[Rows from a dataset]

* * * * * * *

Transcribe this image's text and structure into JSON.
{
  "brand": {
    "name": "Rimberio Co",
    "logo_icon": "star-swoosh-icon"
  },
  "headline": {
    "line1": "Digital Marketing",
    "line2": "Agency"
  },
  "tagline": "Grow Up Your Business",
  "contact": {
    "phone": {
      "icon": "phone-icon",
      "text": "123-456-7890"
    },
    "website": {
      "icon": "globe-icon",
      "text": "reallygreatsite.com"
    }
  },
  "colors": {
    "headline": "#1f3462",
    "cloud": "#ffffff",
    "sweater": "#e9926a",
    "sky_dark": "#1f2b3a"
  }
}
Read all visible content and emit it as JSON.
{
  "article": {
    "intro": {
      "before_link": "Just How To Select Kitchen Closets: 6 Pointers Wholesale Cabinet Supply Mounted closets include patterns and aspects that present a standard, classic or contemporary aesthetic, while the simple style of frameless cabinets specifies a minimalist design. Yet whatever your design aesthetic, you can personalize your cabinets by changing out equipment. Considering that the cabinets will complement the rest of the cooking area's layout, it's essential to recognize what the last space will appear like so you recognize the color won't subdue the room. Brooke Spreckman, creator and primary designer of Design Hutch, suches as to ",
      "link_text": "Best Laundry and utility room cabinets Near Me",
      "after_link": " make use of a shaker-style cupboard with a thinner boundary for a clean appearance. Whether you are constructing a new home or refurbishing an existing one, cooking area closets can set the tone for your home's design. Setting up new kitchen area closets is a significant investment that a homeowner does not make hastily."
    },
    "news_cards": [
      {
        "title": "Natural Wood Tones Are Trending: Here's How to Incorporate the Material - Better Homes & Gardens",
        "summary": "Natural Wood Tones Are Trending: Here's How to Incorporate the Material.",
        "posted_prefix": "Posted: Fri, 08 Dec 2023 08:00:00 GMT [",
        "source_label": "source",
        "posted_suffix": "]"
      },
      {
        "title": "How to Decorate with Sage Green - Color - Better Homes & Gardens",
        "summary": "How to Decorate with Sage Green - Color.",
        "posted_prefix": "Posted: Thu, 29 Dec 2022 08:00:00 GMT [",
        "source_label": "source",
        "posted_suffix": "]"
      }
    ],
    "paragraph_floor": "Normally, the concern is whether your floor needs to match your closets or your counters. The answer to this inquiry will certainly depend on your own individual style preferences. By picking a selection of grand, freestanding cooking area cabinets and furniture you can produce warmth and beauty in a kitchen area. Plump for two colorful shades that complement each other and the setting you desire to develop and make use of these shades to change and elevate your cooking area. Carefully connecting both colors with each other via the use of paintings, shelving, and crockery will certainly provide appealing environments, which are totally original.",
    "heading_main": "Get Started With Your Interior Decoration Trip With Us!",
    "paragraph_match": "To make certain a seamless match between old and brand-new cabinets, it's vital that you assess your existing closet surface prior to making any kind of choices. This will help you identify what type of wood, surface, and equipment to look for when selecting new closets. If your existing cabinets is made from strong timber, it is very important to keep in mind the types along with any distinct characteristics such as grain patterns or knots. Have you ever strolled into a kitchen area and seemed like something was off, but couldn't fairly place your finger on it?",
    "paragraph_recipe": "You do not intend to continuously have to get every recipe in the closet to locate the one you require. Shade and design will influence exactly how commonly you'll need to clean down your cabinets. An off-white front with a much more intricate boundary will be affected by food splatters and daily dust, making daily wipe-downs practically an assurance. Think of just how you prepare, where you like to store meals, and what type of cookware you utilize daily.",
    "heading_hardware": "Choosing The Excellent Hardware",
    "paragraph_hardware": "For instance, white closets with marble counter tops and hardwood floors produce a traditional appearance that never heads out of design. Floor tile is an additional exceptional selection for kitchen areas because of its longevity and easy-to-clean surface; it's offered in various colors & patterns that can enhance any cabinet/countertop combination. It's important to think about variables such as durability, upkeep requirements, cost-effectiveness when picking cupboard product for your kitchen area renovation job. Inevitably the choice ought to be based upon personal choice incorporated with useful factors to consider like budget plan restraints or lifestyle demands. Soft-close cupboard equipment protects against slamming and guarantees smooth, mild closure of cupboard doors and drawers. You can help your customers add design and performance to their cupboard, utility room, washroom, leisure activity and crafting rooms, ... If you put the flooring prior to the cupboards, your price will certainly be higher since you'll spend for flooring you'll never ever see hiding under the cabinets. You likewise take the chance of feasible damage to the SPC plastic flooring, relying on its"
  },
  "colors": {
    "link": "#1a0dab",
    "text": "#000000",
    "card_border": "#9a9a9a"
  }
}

* * * * * * *

CHALLENGE >>
Each line that holds the word "icon" should be extracted from the records.

EXPECTED ANSWER >>
    "logo_icon": "star-swoosh-icon"
      "icon": "phone-icon",
      "icon": "globe-icon",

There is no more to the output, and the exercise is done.